▶ Work to complete: Output each entry below as it stands, leaving out every picture.
........
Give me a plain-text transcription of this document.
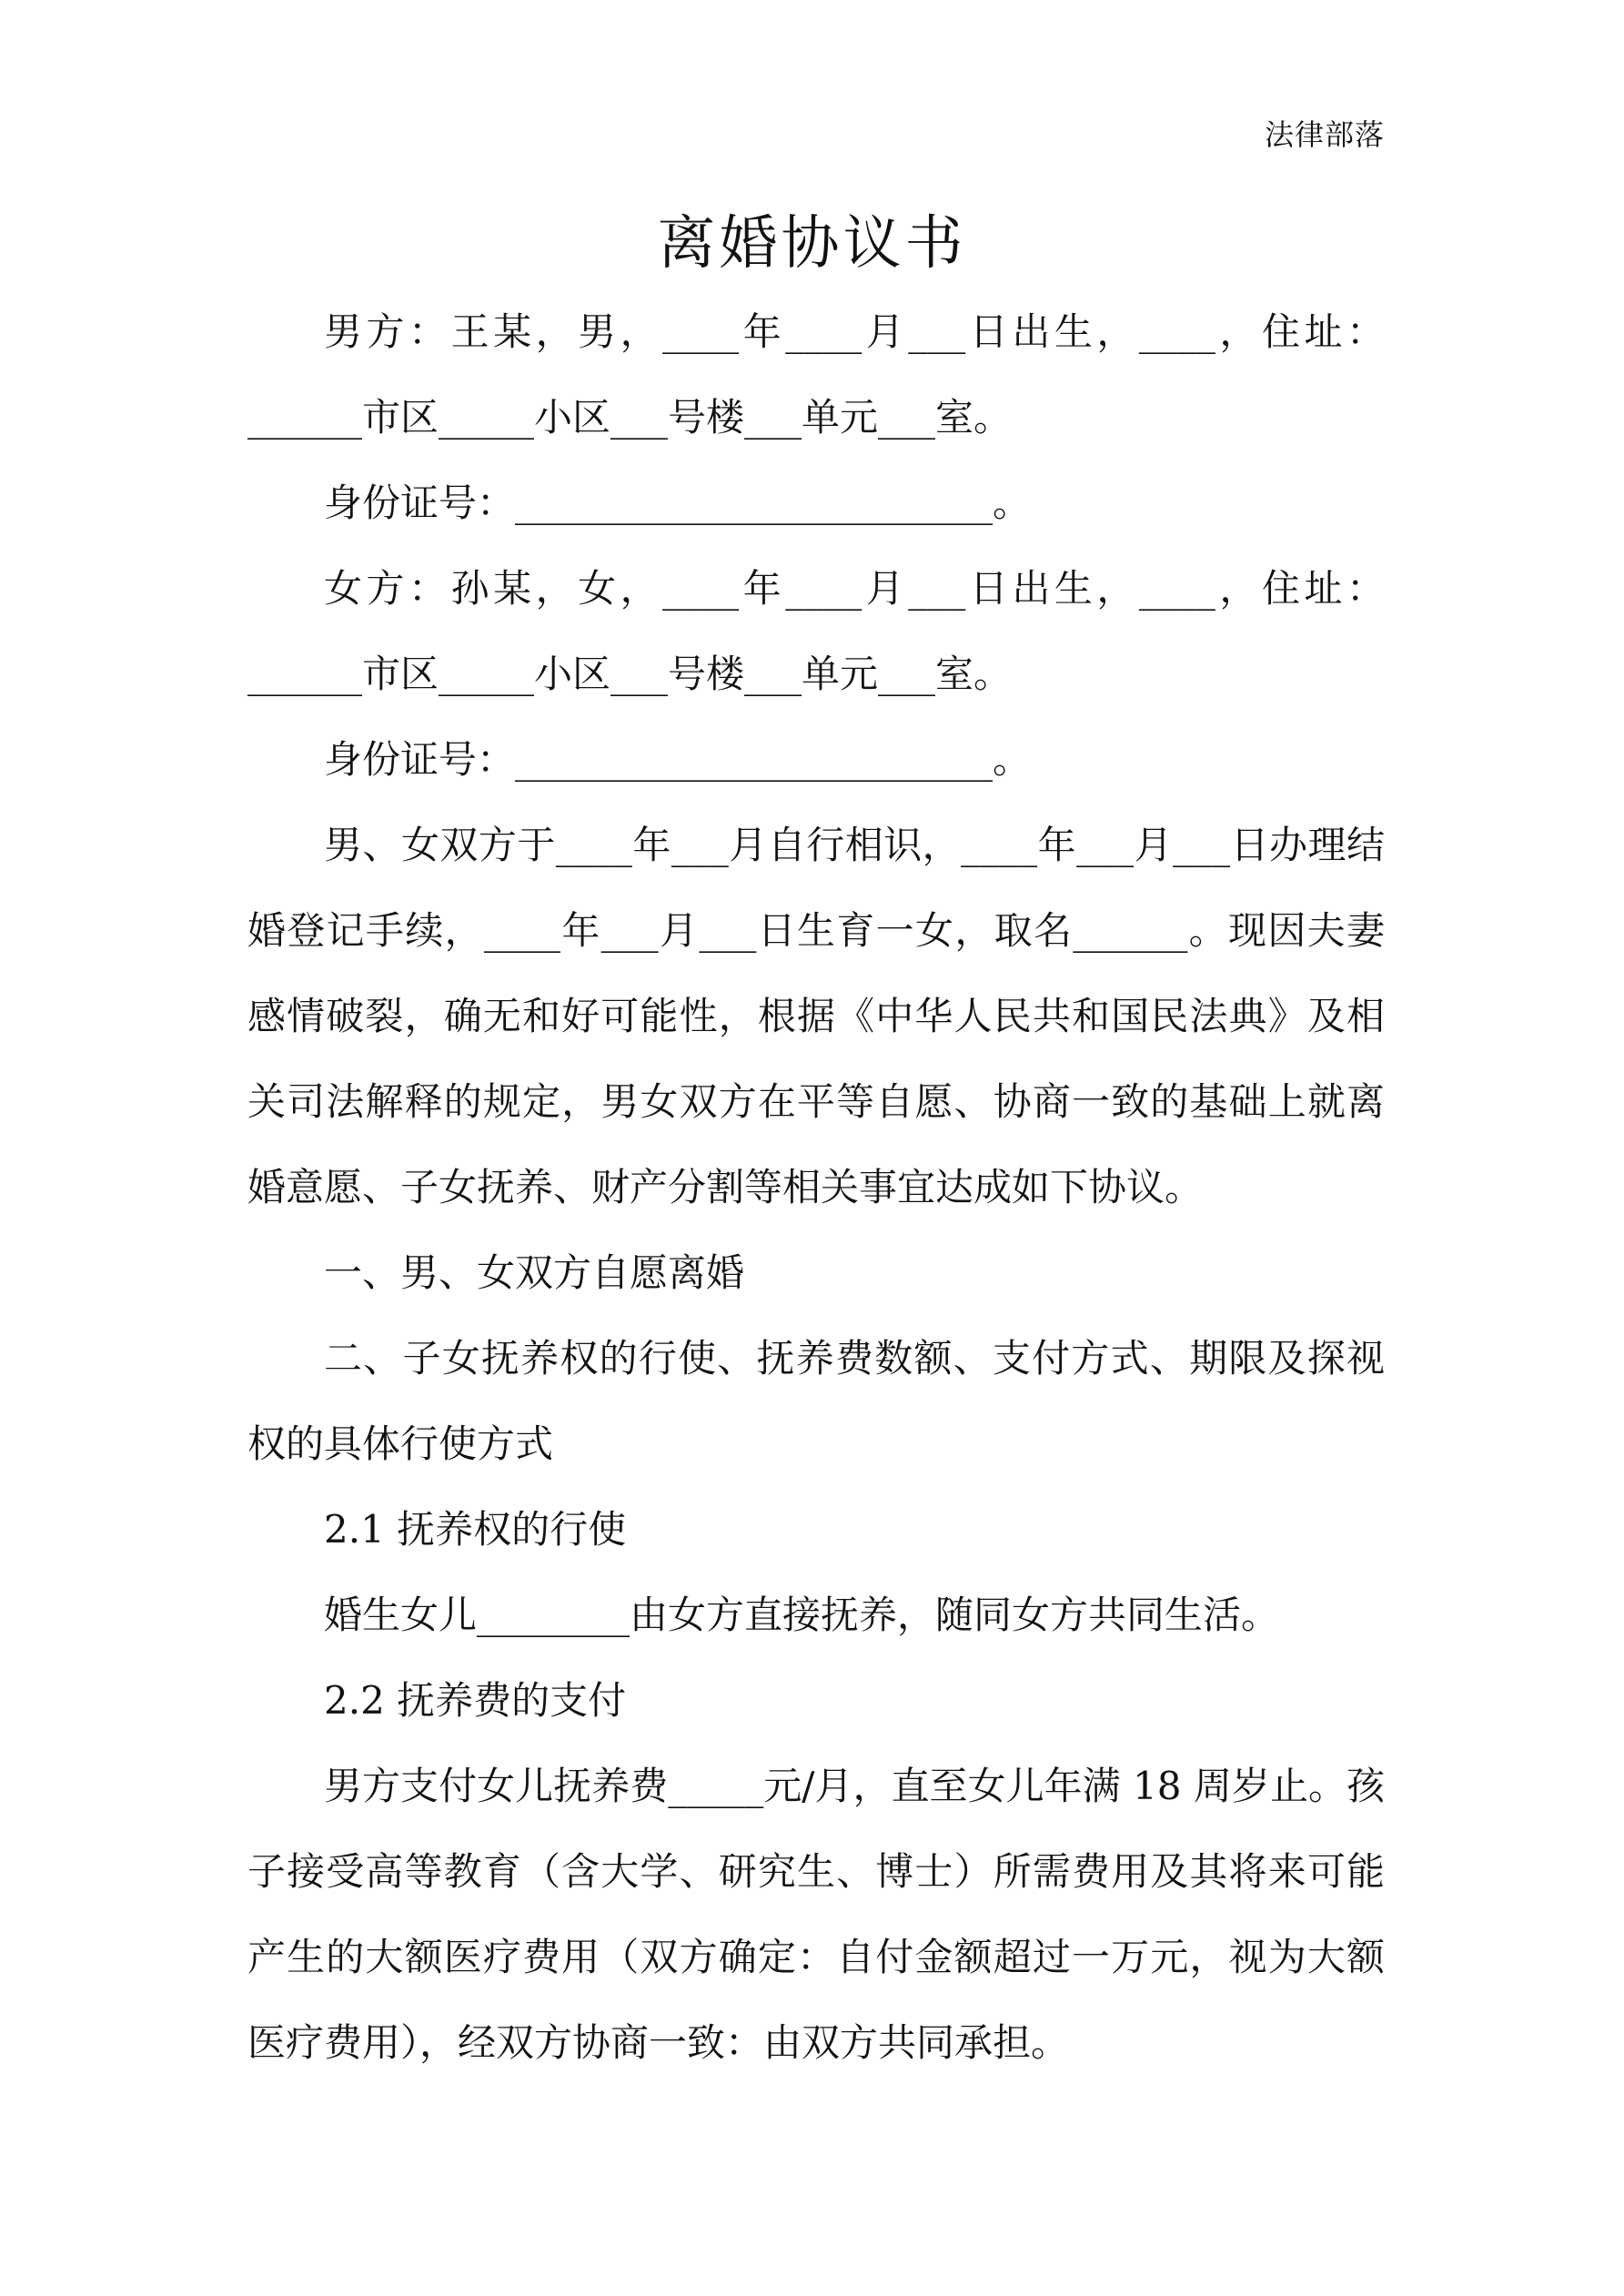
法律部落
离婚协议书

男方：王某，男，____年____月___日出生，____，住址：______市区_____小区___号楼___单元___室。

身份证号：_________________________。

女方：孙某，女，____年____月___日出生，____，住址：______市区_____小区___号楼___单元___室。

身份证号：_________________________。

男、女双方于____年___月自行相识，____年___月___日办理结婚登记手续，____年___月___日生育一女，取名______。现因夫妻感情破裂，确无和好可能性，根据《中华人民共和国民法典》及相关司法解释的规定，男女双方在平等自愿、协商一致的基础上就离婚意愿、子女抚养、财产分割等相关事宜达成如下协议。

一、男、女双方自愿离婚

二、子女抚养权的行使、抚养费数额、支付方式、期限及探视权的具体行使方式

2.1 抚养权的行使

婚生女儿________由女方直接抚养，随同女方共同生活。

2.2 抚养费的支付

男方支付女儿抚养费_____元/月，直至女儿年满 18 周岁止。孩子接受高等教育（含大学、研究生、博士）所需费用及其将来可能产生的大额医疗费用（双方确定：自付金额超过一万元，视为大额医疗费用），经双方协商一致：由双方共同承担。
........
▶ Result below:
Give me a plain-text transcription of this document.
法律部落
离婚协议书

男方：王某，男，____年____月___日出生，____，住址：______市区_____小区___号楼___单元___室。

身份证号：_________________________。

女方：孙某，女，____年____月___日出生，____，住址：______市区_____小区___号楼___单元___室。

身份证号：_________________________。

男、女双方于____年___月自行相识，____年___月___日办理结婚登记手续，____年___月___日生育一女，取名______。现因夫妻感情破裂，确无和好可能性，根据《中华人民共和国民法典》及相关司法解释的规定，男女双方在平等自愿、协商一致的基础上就离婚意愿、子女抚养、财产分割等相关事宜达成如下协议。

一、男、女双方自愿离婚

二、子女抚养权的行使、抚养费数额、支付方式、期限及探视权的具体行使方式

2.1 抚养权的行使

婚生女儿________由女方直接抚养，随同女方共同生活。

2.2 抚养费的支付

男方支付女儿抚养费_____元/月，直至女儿年满 18 周岁止。孩子接受高等教育（含大学、研究生、博士）所需费用及其将来可能产生的大额医疗费用（双方确定：自付金额超过一万元，视为大额医疗费用），经双方协商一致：由双方共同承担。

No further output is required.